▶ Task directions
Can you rewrite the rows below, replacing every "x-tick-label" with "x-axis-label" and leaving everything else unchanged?

▶ Provided records
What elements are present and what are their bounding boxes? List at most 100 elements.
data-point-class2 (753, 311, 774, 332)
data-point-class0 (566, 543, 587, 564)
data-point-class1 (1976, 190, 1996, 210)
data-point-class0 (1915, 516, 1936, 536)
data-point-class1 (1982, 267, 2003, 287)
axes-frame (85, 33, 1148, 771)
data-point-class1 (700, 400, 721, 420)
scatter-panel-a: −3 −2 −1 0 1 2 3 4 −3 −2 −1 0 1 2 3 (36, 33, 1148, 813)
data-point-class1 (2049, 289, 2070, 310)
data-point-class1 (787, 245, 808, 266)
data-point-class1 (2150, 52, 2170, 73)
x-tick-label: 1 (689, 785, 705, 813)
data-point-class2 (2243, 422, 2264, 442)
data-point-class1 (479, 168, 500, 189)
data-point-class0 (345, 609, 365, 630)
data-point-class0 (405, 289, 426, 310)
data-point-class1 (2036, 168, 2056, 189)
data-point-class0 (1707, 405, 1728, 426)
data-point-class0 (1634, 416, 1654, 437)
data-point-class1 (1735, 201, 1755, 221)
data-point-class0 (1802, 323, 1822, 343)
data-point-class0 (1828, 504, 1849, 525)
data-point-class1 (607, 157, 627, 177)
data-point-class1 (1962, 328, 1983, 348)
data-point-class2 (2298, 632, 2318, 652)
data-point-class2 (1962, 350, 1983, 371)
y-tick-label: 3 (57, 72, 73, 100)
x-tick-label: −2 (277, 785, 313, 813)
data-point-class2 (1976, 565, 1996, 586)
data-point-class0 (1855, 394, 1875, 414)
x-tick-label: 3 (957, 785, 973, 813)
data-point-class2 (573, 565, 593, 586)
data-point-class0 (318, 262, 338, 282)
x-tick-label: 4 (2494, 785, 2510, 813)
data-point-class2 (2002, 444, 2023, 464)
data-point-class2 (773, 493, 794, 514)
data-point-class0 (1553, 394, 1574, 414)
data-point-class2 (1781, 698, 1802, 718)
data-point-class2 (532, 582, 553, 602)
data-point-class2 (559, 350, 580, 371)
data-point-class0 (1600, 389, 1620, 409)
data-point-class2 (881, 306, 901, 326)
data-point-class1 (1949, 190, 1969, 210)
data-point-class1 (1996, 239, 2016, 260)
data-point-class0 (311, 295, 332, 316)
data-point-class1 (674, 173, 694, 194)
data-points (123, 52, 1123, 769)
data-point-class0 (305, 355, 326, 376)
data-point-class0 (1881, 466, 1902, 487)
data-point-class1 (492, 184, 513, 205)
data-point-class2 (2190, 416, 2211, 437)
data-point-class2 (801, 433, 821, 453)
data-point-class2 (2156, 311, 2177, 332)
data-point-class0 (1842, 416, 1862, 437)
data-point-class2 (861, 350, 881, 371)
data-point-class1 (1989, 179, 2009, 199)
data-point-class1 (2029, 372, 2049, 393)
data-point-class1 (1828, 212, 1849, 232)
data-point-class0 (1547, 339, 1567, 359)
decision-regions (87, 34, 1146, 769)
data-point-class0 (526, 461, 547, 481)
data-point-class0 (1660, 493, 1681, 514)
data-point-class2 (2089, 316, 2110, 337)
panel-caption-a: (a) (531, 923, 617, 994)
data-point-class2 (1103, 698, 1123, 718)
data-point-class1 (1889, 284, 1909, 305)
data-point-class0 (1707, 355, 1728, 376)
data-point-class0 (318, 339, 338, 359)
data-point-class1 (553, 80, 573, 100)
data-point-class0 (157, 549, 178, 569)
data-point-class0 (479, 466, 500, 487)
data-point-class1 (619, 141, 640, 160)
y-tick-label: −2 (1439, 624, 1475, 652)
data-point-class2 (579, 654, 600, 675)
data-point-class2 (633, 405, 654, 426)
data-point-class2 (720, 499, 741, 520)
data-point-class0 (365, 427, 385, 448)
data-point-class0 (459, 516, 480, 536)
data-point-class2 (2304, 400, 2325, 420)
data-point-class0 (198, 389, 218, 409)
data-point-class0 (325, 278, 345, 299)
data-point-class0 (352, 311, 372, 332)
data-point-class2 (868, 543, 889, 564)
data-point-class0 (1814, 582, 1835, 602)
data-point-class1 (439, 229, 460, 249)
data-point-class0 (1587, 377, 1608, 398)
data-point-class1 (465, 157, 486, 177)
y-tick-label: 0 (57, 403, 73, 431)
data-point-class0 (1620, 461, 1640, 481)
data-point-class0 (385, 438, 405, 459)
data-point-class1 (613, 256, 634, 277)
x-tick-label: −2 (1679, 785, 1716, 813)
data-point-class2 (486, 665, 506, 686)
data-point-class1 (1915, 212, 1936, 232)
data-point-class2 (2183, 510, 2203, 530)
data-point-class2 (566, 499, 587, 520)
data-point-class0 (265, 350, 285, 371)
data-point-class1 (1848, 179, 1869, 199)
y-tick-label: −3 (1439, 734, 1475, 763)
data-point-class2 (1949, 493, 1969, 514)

▶ Answer to this problem
What elements are present and what are their bounding boxes? List at most 100 elements.
data-point-class2 (753, 311, 774, 332)
data-point-class0 (566, 543, 587, 564)
data-point-class1 (1976, 190, 1996, 210)
data-point-class0 (1915, 516, 1936, 536)
data-point-class1 (1982, 267, 2003, 287)
axes-frame (85, 33, 1148, 771)
data-point-class1 (700, 400, 721, 420)
scatter-panel-a: −3 −2 −1 0 1 2 3 4 −3 −2 −1 0 1 2 3 (36, 33, 1148, 813)
data-point-class1 (2049, 289, 2070, 310)
data-point-class1 (787, 245, 808, 266)
data-point-class1 (2150, 52, 2170, 73)
x-axis-label: 1 (689, 785, 705, 813)
data-point-class2 (2243, 422, 2264, 442)
data-point-class1 (479, 168, 500, 189)
data-point-class0 (345, 609, 365, 630)
data-point-class0 (405, 289, 426, 310)
data-point-class1 (2036, 168, 2056, 189)
data-point-class0 (1707, 405, 1728, 426)
data-point-class0 (1634, 416, 1654, 437)
data-point-class1 (1735, 201, 1755, 221)
data-point-class0 (1802, 323, 1822, 343)
data-point-class0 (1828, 504, 1849, 525)
data-point-class1 (607, 157, 627, 177)
data-point-class1 (1962, 328, 1983, 348)
data-point-class2 (2298, 632, 2318, 652)
data-point-class2 (1962, 350, 1983, 371)
y-tick-label: 3 (57, 72, 73, 100)
x-axis-label: −2 (277, 785, 313, 813)
data-point-class2 (1976, 565, 1996, 586)
data-point-class0 (1855, 394, 1875, 414)
x-axis-label: 3 (957, 785, 973, 813)
data-point-class2 (573, 565, 593, 586)
data-point-class0 (318, 262, 338, 282)
x-axis-label: 4 (2494, 785, 2510, 813)
data-point-class2 (2002, 444, 2023, 464)
data-point-class2 (773, 493, 794, 514)
data-point-class0 (1553, 394, 1574, 414)
data-point-class2 (1781, 698, 1802, 718)
data-point-class2 (532, 582, 553, 602)
data-point-class2 (559, 350, 580, 371)
data-point-class0 (1600, 389, 1620, 409)
data-point-class2 (881, 306, 901, 326)
data-point-class1 (1949, 190, 1969, 210)
data-point-class1 (1996, 239, 2016, 260)
data-point-class0 (311, 295, 332, 316)
data-point-class1 (674, 173, 694, 194)
data-points (123, 52, 1123, 769)
data-point-class0 (305, 355, 326, 376)
data-point-class0 (1881, 466, 1902, 487)
data-point-class1 (492, 184, 513, 205)
data-point-class2 (2190, 416, 2211, 437)
data-point-class2 (801, 433, 821, 453)
data-point-class2 (2156, 311, 2177, 332)
data-point-class0 (1842, 416, 1862, 437)
data-point-class2 (861, 350, 881, 371)
data-point-class1 (1989, 179, 2009, 199)
data-point-class1 (2029, 372, 2049, 393)
data-point-class1 (1828, 212, 1849, 232)
data-point-class0 (1547, 339, 1567, 359)
decision-regions (87, 34, 1146, 769)
data-point-class0 (526, 461, 547, 481)
data-point-class0 (1660, 493, 1681, 514)
data-point-class2 (2089, 316, 2110, 337)
panel-caption-a: (a) (531, 923, 617, 994)
data-point-class2 (1103, 698, 1123, 718)
data-point-class1 (1889, 284, 1909, 305)
data-point-class0 (1707, 355, 1728, 376)
data-point-class0 (318, 339, 338, 359)
data-point-class1 (553, 80, 573, 100)
data-point-class0 (157, 549, 178, 569)
data-point-class0 (479, 466, 500, 487)
data-point-class1 (619, 141, 640, 160)
y-tick-label: −2 (1439, 624, 1475, 652)
data-point-class2 (579, 654, 600, 675)
data-point-class2 (633, 405, 654, 426)
data-point-class2 (720, 499, 741, 520)
data-point-class0 (365, 427, 385, 448)
data-point-class0 (459, 516, 480, 536)
data-point-class2 (2304, 400, 2325, 420)
data-point-class0 (198, 389, 218, 409)
data-point-class0 (325, 278, 345, 299)
data-point-class0 (352, 311, 372, 332)
data-point-class2 (868, 543, 889, 564)
data-point-class0 (1814, 582, 1835, 602)
data-point-class1 (439, 229, 460, 249)
data-point-class0 (1587, 377, 1608, 398)
data-point-class1 (465, 157, 486, 177)
y-tick-label: 0 (57, 403, 73, 431)
data-point-class0 (1620, 461, 1640, 481)
data-point-class0 (385, 438, 405, 459)
data-point-class1 (613, 256, 634, 277)
x-axis-label: −2 (1679, 785, 1716, 813)
data-point-class2 (486, 665, 506, 686)
data-point-class1 (1915, 212, 1936, 232)
data-point-class2 (2183, 510, 2203, 530)
data-point-class2 (566, 499, 587, 520)
data-point-class0 (265, 350, 285, 371)
data-point-class1 (1848, 179, 1869, 199)
y-tick-label: −3 (1439, 734, 1475, 763)
data-point-class2 (1949, 493, 1969, 514)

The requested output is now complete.